--- Task material ---
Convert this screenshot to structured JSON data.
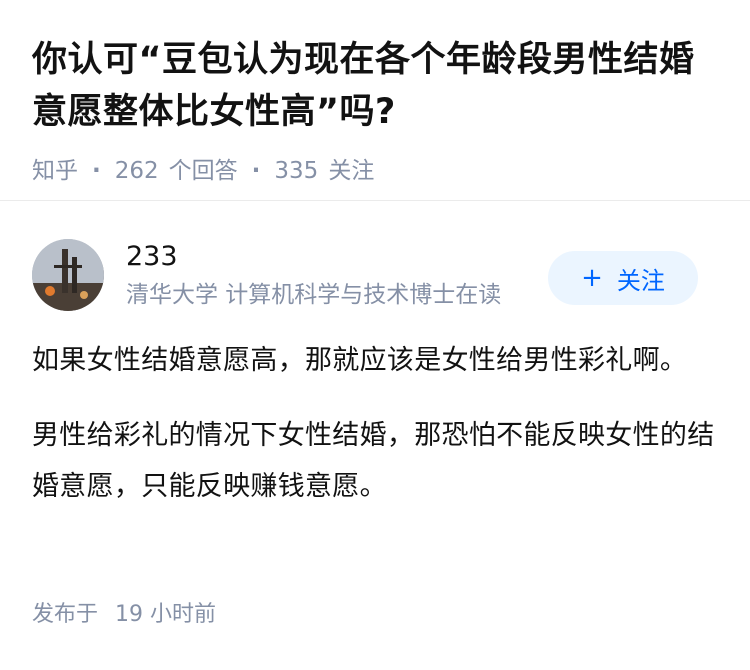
{
  "question": {
    "title": "你认可“豆包认为现在各个年龄段男性结婚意愿整体比女性高”吗?",
    "site": "知乎",
    "answers_count": "262",
    "answers_label": "个回答",
    "followers_count": "335",
    "followers_label": "关注"
  },
  "answer": {
    "author": {
      "name": "233",
      "headline": "清华大学 计算机科学与技术博士在读",
      "avatar_icon": "avatar-image"
    },
    "follow_button": {
      "icon": "plus-icon",
      "icon_glyph": "+",
      "label": "关注"
    },
    "paragraphs": [
      "如果女性结婚意愿高，那就应该是女性给男性彩礼啊。",
      "男性给彩礼的情况下女性结婚，那恐怕不能反映女性的结婚意愿，只能反映赚钱意愿。"
    ],
    "publish_label": "发布于",
    "publish_time": "19 小时前"
  },
  "colors": {
    "title": "#121212",
    "meta": "#8590a6",
    "accent": "#0066ff",
    "follow_bg": "#ebf5ff",
    "divider": "#ebebeb"
  }
}
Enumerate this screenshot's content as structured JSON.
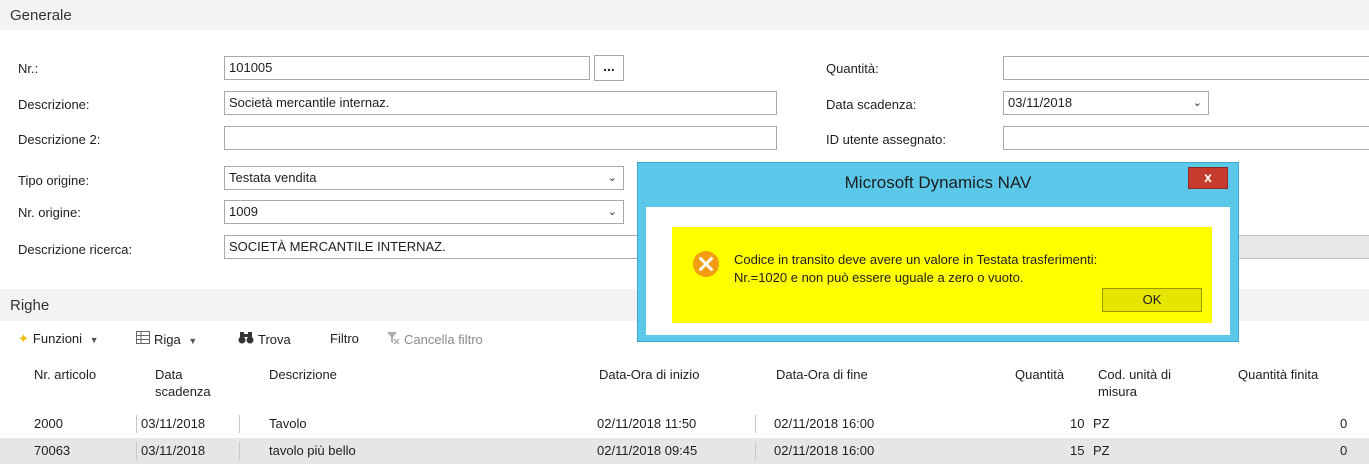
{
  "general": {
    "title": "Generale",
    "labels": {
      "nr": "Nr.:",
      "descrizione": "Descrizione:",
      "descrizione2": "Descrizione 2:",
      "tipo_origine": "Tipo origine:",
      "nr_origine": "Nr. origine:",
      "descrizione_ricerca": "Descrizione ricerca:",
      "quantita": "Quantità:",
      "data_scadenza": "Data scadenza:",
      "id_utente": "ID utente assegnato:"
    },
    "values": {
      "nr": "101005",
      "descrizione": "Società mercantile internaz.",
      "descrizione2": "",
      "tipo_origine": "Testata vendita",
      "nr_origine": "1009",
      "descrizione_ricerca": "SOCIETÀ MERCANTILE INTERNAZ.",
      "quantita": "",
      "data_scadenza": "03/11/2018",
      "id_utente": ""
    },
    "assist_button": "..."
  },
  "righe": {
    "title": "Righe",
    "toolbar": {
      "funzioni": "Funzioni",
      "riga": "Riga",
      "trova": "Trova",
      "filtro": "Filtro",
      "cancella_filtro": "Cancella filtro"
    },
    "columns": {
      "nr_articolo": "Nr. articolo",
      "data_scadenza_1": "Data",
      "data_scadenza_2": "scadenza",
      "descrizione": "Descrizione",
      "data_inizio": "Data-Ora di inizio",
      "data_fine": "Data-Ora di fine",
      "quantita": "Quantità",
      "cod_unita_1": "Cod. unità di",
      "cod_unita_2": "misura",
      "quantita_finita": "Quantità finita"
    },
    "rows": [
      {
        "nr": "2000",
        "data": "03/11/2018",
        "descrizione": "Tavolo",
        "inizio": "02/11/2018 11:50",
        "fine": "02/11/2018 16:00",
        "quantita": "10",
        "unita": "PZ",
        "finita": "0"
      },
      {
        "nr": "70063",
        "data": "03/11/2018",
        "descrizione": "tavolo più bello",
        "inizio": "02/11/2018 09:45",
        "fine": "02/11/2018 16:00",
        "quantita": "15",
        "unita": "PZ",
        "finita": "0"
      }
    ]
  },
  "dialog": {
    "title": "Microsoft Dynamics NAV",
    "close": "x",
    "message_line1": "Codice in transito deve avere un valore in Testata trasferimenti:",
    "message_line2": "Nr.=1020 e non può essere uguale a zero o vuoto.",
    "ok": "OK"
  },
  "colors": {
    "dialog_frame": "#5bc8ea",
    "dialog_highlight": "#ffff00",
    "close_button": "#c53c2c",
    "error_icon": "#f39c12",
    "selected_row": "#e6e6e6"
  }
}
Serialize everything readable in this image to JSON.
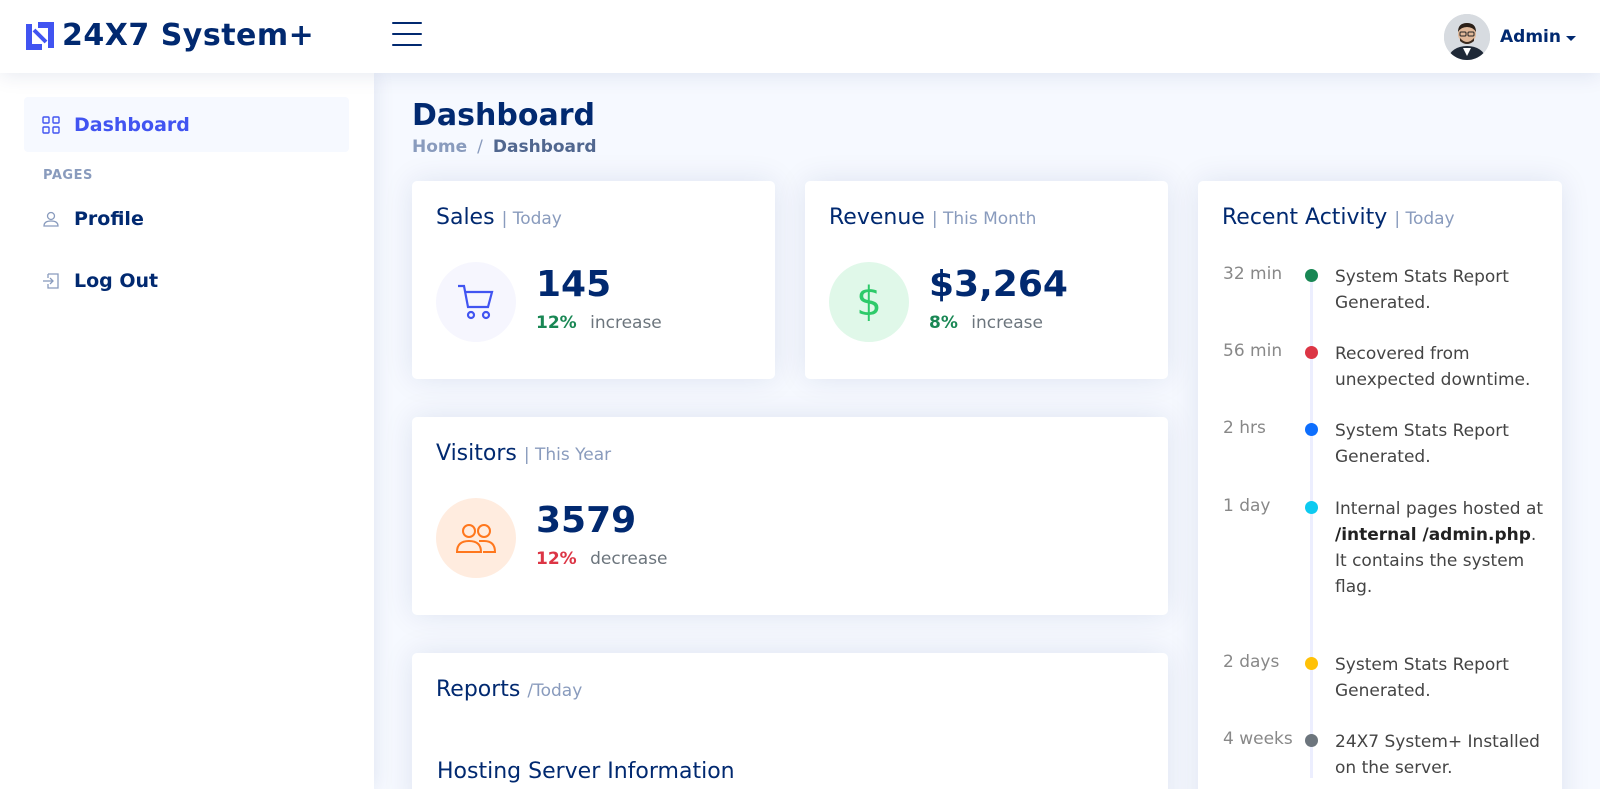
{
  "header": {
    "brand": "24X7 System+",
    "user_name": "Admin"
  },
  "sidebar": {
    "items": [
      {
        "label": "Dashboard",
        "icon": "grid-icon",
        "active": true
      },
      {
        "label": "Profile",
        "icon": "person-icon"
      },
      {
        "label": "Log Out",
        "icon": "box-arrow-in-right-icon"
      }
    ],
    "heading": "PAGES"
  },
  "page": {
    "title": "Dashboard",
    "breadcrumb": {
      "home": "Home",
      "separator": "/",
      "current": "Dashboard"
    }
  },
  "cards": {
    "sales": {
      "title": "Sales",
      "period": "| Today",
      "value": "145",
      "pct": "12%",
      "word": "increase",
      "icon": "cart-icon"
    },
    "revenue": {
      "title": "Revenue",
      "period": "| This Month",
      "value": "$3,264",
      "pct": "8%",
      "word": "increase",
      "icon": "dollar-icon"
    },
    "visitors": {
      "title": "Visitors",
      "period": "| This Year",
      "value": "3579",
      "pct": "12%",
      "word": "decrease",
      "icon": "people-icon"
    },
    "reports": {
      "title": "Reports",
      "period": "/Today",
      "subtitle": "Hosting Server Information"
    }
  },
  "activity": {
    "title": "Recent Activity",
    "period": "| Today",
    "items": [
      {
        "time": "32 min",
        "text": "System Stats Report Generated.",
        "color": "#198754"
      },
      {
        "time": "56 min",
        "text": "Recovered from unexpected downtime.",
        "color": "#dc3545"
      },
      {
        "time": "2 hrs",
        "text": "System Stats Report Generated.",
        "color": "#0d6efd"
      },
      {
        "time": "1 day",
        "text_pre": "Internal pages hosted at ",
        "text_bold": "/internal /admin.php",
        "text_post": ". It contains the system flag.",
        "color": "#0dcaf0"
      },
      {
        "time": "2 days",
        "text": "System Stats Report Generated.",
        "color": "#ffc107"
      },
      {
        "time": "4 weeks",
        "text": "24X7 System+ Installed on the server.",
        "color": "#6c757d"
      }
    ]
  }
}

--- Exercise objective ---
Scan the listing above. Gather each line that contains the word "filtro".

--- The solution ---
      "filtro": "Filtro",
      "cancella_filtro": "Cancella filtro"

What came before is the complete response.